▶ _What you will do_:
Please write out the entries word for word, from the very first line through the line that contains "path-label: Path 3 <box>44 474 111 499</box>", including that line.

▶ _Extracted material_:
** BEGIN **

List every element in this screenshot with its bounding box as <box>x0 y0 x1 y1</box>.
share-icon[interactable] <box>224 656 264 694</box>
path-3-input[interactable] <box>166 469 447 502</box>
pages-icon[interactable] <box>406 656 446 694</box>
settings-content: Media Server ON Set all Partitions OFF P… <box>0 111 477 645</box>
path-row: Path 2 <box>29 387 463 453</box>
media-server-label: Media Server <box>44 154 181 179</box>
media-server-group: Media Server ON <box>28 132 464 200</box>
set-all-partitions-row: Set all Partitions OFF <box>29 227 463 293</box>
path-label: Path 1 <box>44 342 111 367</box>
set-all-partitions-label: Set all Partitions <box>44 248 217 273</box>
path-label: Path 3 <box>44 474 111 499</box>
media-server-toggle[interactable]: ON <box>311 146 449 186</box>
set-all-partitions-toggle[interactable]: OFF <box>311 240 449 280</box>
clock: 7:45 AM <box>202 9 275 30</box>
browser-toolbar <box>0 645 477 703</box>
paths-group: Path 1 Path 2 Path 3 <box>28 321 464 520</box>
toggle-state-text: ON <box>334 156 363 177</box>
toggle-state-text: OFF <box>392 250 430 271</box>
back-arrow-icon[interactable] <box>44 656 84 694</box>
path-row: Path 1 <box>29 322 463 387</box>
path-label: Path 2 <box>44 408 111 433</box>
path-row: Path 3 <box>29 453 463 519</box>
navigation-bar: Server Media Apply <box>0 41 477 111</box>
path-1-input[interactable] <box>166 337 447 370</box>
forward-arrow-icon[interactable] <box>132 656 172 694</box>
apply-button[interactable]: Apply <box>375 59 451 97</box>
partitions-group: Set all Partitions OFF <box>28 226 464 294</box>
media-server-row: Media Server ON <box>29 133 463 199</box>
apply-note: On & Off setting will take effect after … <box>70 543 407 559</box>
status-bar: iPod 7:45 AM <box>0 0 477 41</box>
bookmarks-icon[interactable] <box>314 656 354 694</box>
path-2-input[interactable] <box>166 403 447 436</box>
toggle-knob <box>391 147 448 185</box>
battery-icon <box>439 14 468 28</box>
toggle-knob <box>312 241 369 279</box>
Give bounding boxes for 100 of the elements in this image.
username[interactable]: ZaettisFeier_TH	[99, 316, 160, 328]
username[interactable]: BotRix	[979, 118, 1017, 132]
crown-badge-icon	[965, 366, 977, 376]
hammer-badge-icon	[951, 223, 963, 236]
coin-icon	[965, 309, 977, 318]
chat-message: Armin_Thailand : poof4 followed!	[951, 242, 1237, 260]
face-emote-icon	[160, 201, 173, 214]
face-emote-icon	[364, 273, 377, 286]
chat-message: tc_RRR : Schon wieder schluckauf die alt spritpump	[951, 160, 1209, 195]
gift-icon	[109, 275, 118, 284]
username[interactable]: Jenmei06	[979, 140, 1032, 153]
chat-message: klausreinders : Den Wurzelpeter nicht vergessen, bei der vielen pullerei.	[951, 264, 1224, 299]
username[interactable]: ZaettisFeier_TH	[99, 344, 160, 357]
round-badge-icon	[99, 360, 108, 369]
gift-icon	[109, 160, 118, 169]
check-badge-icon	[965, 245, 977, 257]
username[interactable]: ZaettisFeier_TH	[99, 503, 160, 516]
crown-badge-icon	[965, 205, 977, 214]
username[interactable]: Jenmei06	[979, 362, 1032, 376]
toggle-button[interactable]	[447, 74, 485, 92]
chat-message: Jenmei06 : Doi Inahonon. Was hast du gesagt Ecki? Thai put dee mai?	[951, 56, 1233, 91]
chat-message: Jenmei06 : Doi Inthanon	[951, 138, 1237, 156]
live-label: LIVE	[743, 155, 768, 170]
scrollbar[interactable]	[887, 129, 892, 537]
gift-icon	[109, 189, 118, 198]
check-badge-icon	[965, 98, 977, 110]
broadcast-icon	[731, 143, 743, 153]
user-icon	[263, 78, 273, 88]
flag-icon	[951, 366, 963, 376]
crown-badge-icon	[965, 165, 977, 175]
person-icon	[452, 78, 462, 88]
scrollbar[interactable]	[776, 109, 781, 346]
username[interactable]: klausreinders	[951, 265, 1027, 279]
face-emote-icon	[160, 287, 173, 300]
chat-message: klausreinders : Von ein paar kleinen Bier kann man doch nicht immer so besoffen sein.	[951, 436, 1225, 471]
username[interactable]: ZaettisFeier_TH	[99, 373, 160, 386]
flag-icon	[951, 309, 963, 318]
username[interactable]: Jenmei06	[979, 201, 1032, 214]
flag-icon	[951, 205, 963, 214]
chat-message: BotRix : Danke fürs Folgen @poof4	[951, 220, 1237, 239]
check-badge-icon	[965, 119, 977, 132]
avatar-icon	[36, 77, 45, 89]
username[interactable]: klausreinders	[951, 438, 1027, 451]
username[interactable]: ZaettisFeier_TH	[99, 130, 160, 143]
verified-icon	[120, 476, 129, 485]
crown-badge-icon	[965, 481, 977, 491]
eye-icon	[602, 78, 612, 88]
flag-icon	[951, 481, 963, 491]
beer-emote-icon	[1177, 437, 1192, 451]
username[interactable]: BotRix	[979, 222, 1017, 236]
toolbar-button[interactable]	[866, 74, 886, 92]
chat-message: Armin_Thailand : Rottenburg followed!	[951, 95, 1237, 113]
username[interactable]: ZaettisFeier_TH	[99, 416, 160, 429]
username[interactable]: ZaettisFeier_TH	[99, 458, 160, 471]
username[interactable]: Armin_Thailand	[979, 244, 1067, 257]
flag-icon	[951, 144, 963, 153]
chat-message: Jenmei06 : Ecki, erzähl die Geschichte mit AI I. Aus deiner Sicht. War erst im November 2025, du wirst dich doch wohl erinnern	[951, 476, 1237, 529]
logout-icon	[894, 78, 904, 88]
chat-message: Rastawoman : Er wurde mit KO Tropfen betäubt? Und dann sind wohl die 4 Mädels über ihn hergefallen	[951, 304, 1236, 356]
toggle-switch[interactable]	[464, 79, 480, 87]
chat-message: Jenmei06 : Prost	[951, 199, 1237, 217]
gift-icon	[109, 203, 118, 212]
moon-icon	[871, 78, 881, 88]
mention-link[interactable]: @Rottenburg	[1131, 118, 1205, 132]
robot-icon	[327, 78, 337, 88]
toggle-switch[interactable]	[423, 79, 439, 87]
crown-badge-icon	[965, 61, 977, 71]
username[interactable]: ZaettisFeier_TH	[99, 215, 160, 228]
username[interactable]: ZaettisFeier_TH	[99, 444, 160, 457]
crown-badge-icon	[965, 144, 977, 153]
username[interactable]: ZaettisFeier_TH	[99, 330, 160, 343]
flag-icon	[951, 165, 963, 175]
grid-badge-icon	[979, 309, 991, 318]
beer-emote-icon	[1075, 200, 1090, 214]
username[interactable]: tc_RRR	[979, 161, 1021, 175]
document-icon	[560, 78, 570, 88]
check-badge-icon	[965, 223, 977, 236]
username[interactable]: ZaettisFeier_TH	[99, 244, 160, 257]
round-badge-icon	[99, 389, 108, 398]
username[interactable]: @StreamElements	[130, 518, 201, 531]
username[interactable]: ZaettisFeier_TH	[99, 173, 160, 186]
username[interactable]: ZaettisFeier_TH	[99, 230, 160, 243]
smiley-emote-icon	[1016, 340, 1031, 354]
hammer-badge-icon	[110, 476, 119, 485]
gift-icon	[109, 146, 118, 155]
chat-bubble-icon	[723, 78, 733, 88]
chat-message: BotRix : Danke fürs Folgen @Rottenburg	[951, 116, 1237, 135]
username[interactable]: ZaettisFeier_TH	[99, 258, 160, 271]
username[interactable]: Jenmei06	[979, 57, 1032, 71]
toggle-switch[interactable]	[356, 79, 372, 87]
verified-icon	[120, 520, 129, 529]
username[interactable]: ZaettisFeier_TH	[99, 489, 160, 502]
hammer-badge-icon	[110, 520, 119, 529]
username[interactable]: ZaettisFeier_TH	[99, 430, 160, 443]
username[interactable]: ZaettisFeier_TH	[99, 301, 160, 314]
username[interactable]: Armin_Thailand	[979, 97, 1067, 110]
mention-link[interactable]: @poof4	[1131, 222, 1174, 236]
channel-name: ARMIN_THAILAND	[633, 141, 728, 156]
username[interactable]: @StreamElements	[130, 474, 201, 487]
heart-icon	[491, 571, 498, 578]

** END **

▶ _The reply_:
List every element in this screenshot with its bounding box as <box>x0 y0 x1 y1</box>.
share-icon[interactable] <box>224 656 264 694</box>
path-3-input[interactable] <box>166 469 447 502</box>
pages-icon[interactable] <box>406 656 446 694</box>
settings-content: Media Server ON Set all Partitions OFF P… <box>0 111 477 645</box>
path-row: Path 2 <box>29 387 463 453</box>
media-server-label: Media Server <box>44 154 181 179</box>
media-server-group: Media Server ON <box>28 132 464 200</box>
set-all-partitions-row: Set all Partitions OFF <box>29 227 463 293</box>
path-label: Path 1 <box>44 342 111 367</box>
set-all-partitions-label: Set all Partitions <box>44 248 217 273</box>
path-label: Path 3 <box>44 474 111 499</box>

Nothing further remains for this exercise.